--- Start of Material for this task ---
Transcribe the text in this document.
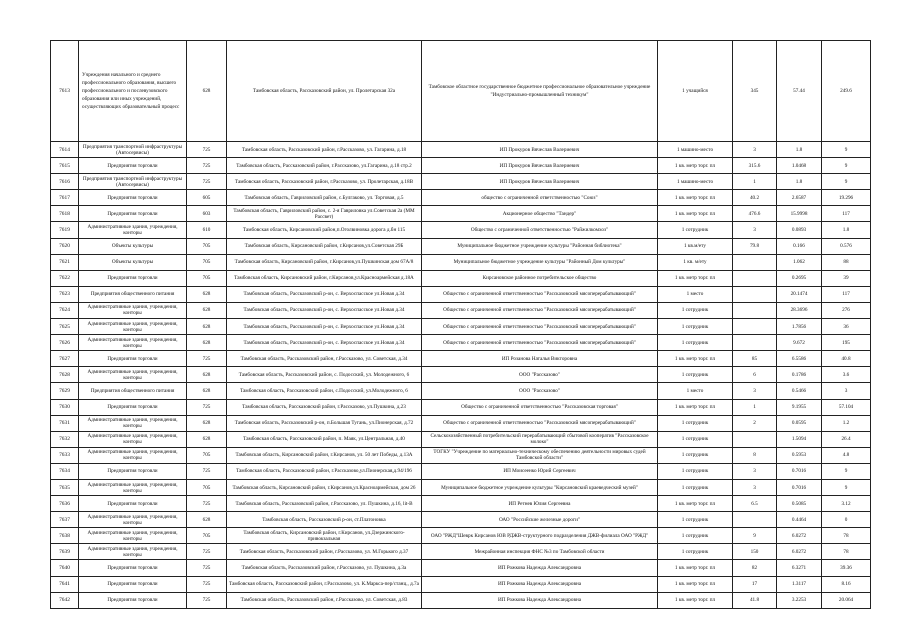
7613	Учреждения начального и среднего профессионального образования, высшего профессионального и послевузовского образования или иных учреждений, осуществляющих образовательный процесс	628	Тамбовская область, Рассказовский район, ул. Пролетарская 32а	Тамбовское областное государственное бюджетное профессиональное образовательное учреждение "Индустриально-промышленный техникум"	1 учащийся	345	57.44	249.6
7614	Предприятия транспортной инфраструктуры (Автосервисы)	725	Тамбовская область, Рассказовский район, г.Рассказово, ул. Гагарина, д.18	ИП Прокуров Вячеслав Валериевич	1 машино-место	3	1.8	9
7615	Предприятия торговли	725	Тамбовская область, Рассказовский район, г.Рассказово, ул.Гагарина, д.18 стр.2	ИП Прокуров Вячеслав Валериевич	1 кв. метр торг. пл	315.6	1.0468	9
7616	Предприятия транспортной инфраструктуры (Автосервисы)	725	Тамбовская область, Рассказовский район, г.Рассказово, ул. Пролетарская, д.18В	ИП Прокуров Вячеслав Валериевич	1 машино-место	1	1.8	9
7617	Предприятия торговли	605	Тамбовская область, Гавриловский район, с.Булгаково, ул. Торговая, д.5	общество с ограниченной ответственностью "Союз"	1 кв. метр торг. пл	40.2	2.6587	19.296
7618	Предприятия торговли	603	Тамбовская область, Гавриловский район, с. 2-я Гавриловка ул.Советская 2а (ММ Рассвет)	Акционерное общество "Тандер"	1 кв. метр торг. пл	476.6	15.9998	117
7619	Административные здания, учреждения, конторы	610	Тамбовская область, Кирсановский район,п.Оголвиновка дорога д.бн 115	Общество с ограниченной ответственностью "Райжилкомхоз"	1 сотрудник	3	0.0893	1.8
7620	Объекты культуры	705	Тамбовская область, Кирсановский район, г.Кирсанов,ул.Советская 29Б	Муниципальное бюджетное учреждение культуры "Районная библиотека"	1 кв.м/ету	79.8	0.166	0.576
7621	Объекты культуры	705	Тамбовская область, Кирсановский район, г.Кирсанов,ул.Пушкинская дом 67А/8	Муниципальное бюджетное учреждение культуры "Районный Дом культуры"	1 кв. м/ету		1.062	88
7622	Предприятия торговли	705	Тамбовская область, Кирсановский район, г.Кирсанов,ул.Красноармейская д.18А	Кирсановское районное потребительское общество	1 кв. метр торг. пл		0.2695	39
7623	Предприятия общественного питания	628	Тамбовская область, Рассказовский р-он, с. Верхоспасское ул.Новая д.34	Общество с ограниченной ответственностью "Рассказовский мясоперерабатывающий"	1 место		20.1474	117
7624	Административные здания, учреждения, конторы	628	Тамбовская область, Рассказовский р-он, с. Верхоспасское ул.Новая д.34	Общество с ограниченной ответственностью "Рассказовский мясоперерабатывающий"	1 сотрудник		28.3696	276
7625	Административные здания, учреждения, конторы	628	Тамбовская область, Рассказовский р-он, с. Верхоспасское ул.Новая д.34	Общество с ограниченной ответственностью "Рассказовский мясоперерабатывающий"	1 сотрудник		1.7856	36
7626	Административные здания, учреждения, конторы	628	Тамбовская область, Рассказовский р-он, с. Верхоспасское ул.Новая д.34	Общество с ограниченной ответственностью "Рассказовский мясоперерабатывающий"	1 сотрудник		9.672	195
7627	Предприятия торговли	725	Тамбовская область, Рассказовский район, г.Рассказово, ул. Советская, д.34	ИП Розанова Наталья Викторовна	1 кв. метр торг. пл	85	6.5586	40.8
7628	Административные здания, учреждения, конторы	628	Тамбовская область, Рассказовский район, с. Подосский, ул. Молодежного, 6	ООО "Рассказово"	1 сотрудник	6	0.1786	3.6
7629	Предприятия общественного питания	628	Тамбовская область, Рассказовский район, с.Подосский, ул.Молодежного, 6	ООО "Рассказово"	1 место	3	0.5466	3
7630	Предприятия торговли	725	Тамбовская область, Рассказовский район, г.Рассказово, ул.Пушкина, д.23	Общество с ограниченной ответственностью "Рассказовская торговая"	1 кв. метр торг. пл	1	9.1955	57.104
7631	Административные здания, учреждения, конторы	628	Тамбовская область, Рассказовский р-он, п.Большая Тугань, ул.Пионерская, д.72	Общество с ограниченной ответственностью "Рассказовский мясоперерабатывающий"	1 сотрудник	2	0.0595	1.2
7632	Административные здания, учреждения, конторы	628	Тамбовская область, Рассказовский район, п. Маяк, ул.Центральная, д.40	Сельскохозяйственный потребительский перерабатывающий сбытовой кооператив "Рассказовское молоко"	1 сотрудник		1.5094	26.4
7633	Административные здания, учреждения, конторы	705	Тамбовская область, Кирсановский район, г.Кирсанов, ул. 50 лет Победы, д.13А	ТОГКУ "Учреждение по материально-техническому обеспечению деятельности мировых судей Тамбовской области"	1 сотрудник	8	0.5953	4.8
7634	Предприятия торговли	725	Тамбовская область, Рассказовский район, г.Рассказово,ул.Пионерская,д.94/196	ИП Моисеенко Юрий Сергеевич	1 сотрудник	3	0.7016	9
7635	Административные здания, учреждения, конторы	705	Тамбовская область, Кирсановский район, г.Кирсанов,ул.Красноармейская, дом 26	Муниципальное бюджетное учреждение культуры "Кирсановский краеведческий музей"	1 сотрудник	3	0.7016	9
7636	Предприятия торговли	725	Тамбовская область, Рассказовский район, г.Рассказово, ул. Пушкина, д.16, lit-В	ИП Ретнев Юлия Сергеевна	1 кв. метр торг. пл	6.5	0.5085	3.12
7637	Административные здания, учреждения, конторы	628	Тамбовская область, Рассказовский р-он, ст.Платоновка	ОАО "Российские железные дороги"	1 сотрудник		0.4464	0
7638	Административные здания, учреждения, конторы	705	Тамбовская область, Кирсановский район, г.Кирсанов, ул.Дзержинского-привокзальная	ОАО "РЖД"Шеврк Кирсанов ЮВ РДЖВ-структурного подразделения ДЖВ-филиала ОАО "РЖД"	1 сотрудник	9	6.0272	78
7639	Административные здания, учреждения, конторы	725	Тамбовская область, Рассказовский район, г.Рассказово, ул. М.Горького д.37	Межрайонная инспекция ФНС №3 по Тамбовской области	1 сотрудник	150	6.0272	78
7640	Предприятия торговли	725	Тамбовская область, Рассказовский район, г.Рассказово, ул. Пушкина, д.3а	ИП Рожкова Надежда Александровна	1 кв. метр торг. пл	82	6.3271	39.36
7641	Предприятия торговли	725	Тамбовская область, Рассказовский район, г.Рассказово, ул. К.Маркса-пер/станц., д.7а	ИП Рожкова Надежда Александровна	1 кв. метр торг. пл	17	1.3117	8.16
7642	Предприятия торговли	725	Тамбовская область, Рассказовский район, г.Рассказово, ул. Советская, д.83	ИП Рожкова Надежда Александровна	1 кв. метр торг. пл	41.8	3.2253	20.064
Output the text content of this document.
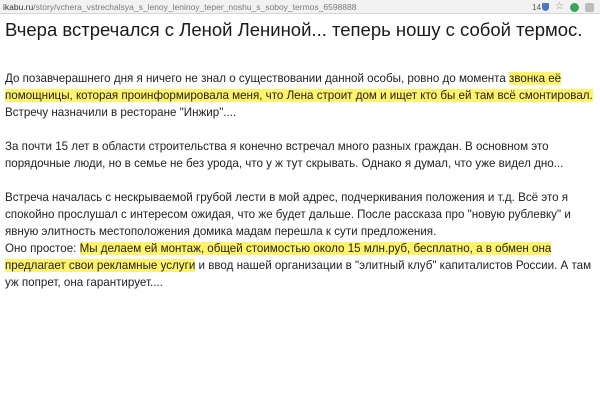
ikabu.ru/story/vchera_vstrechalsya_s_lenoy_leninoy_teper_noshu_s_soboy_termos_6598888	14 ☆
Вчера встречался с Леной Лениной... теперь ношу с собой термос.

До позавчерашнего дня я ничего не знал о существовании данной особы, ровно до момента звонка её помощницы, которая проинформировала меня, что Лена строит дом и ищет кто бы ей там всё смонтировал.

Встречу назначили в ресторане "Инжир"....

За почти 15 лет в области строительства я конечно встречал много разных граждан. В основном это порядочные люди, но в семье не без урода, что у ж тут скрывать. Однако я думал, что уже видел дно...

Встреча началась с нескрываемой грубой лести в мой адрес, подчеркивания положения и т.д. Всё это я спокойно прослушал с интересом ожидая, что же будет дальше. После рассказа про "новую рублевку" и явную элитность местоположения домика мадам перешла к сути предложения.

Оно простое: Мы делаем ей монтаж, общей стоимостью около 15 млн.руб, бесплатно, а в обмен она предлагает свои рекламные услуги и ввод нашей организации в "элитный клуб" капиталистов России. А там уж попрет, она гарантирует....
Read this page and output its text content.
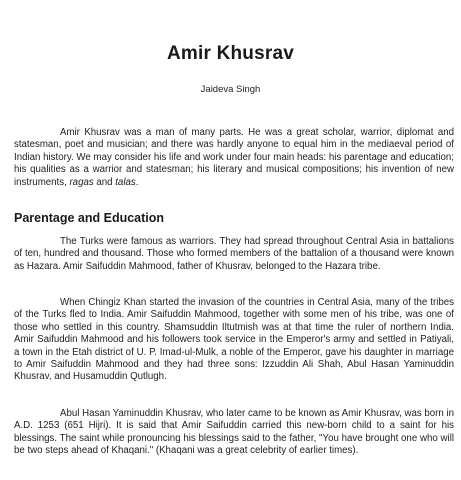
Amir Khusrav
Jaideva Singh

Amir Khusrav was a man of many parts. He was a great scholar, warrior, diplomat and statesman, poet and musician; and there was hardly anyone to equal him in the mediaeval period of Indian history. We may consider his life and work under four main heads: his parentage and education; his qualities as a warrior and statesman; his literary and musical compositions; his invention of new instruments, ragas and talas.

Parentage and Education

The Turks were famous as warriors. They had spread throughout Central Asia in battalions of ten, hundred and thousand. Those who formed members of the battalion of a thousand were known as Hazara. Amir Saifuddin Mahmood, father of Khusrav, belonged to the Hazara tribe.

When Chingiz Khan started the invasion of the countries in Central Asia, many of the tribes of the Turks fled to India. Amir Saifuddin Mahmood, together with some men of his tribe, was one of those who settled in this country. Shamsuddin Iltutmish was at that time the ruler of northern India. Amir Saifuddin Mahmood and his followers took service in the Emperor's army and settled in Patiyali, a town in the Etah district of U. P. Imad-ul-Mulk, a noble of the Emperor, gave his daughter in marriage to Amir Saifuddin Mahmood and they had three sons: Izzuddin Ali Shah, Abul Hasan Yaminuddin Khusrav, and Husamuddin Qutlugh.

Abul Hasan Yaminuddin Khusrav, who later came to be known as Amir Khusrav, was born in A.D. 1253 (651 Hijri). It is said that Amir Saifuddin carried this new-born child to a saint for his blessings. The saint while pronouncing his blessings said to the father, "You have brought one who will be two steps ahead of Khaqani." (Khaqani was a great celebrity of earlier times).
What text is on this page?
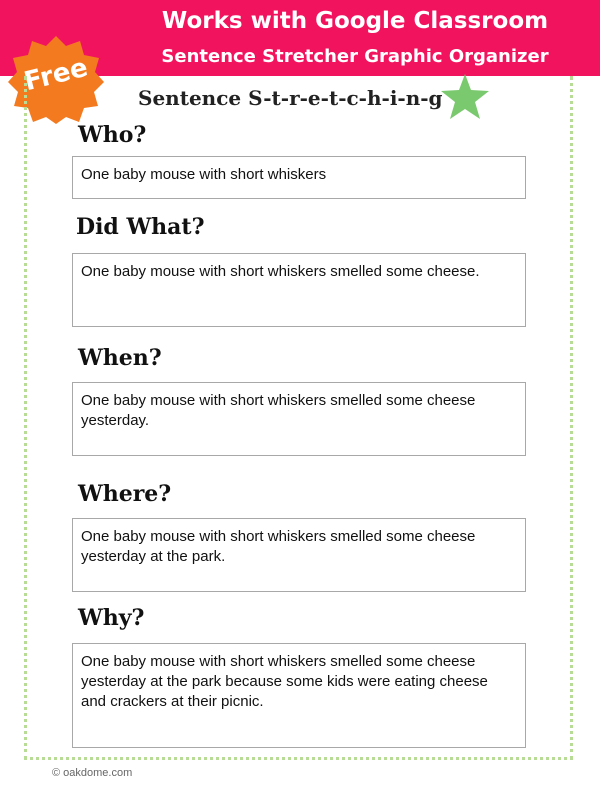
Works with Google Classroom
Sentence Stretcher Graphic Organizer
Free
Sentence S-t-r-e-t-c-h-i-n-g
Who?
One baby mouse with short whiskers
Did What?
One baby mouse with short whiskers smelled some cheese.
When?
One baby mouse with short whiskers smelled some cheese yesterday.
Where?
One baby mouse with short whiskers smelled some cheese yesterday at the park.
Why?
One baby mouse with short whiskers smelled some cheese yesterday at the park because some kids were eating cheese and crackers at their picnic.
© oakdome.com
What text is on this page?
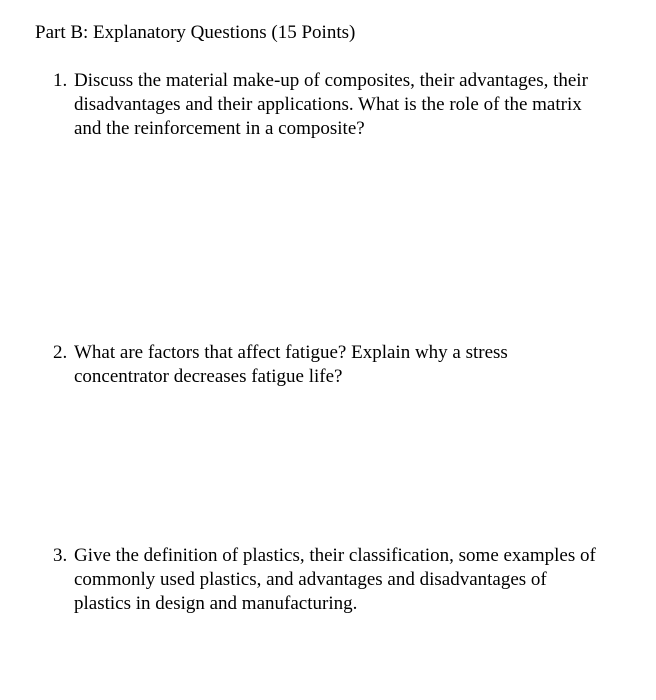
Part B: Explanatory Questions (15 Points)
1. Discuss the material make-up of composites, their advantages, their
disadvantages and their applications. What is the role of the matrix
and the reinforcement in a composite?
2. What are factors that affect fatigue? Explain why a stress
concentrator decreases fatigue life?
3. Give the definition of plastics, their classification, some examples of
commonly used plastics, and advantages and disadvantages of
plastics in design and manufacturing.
--- End of Material for this task ---
Return the lines of the records that include the string "Подосский".

> **Result of this task**
7628	Административные здания, учреждения, конторы	628	Тамбовская область, Рассказовский район, с. Подосский, ул. Молодежного, 6	ООО "Рассказово"	1 сотрудник	6	0.1786	3.6
7629	Предприятия общественного питания	628	Тамбовская область, Рассказовский район, с.Подосский, ул.Молодежного, 6	ООО "Рассказово"	1 место	3	0.5466	3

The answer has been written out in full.